## JOB
Look below. Copy each line that has "Index" in it.

## LISTED RECORDS
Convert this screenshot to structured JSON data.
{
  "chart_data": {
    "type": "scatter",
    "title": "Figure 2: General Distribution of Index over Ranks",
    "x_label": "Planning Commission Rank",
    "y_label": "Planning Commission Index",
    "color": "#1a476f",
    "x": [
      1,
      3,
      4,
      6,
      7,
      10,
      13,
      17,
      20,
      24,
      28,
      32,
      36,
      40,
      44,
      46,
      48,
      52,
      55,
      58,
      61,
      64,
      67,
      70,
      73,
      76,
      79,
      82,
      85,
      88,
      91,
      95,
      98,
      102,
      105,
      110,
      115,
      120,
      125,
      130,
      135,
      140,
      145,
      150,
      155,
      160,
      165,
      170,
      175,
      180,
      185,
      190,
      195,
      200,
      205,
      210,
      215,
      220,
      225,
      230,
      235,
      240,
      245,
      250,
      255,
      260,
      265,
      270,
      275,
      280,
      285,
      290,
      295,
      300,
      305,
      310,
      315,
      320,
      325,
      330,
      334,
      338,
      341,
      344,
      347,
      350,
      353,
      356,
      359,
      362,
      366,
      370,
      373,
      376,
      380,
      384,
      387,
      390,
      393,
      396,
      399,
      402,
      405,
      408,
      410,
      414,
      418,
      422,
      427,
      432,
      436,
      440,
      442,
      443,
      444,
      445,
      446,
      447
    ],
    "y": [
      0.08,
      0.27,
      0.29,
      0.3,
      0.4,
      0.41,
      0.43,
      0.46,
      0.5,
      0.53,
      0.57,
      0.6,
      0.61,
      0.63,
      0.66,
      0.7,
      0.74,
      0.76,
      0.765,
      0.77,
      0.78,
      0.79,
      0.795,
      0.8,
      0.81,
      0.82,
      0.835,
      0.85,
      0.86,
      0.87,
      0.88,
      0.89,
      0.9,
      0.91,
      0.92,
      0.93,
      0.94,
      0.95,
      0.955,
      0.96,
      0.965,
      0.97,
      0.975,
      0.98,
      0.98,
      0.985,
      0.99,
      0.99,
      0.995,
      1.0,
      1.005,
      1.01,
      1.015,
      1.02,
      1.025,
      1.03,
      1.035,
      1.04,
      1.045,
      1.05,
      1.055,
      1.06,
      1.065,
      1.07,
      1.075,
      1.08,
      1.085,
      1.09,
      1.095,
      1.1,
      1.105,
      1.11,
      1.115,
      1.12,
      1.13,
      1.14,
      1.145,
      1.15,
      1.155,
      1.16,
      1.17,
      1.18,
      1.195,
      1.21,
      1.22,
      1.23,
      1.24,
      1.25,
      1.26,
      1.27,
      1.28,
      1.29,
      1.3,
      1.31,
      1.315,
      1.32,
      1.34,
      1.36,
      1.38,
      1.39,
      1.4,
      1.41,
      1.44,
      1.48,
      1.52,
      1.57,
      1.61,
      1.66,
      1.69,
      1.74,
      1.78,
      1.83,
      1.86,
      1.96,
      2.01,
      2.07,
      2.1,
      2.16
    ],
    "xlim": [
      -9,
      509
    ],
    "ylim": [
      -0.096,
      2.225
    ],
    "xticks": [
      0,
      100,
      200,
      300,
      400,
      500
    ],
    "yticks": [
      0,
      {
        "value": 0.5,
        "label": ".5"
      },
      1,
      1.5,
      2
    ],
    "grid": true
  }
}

## FINAL RESULT
    "title": "Figure 2: General Distribution of Index over Ranks",
    "y_label": "Planning Commission Index",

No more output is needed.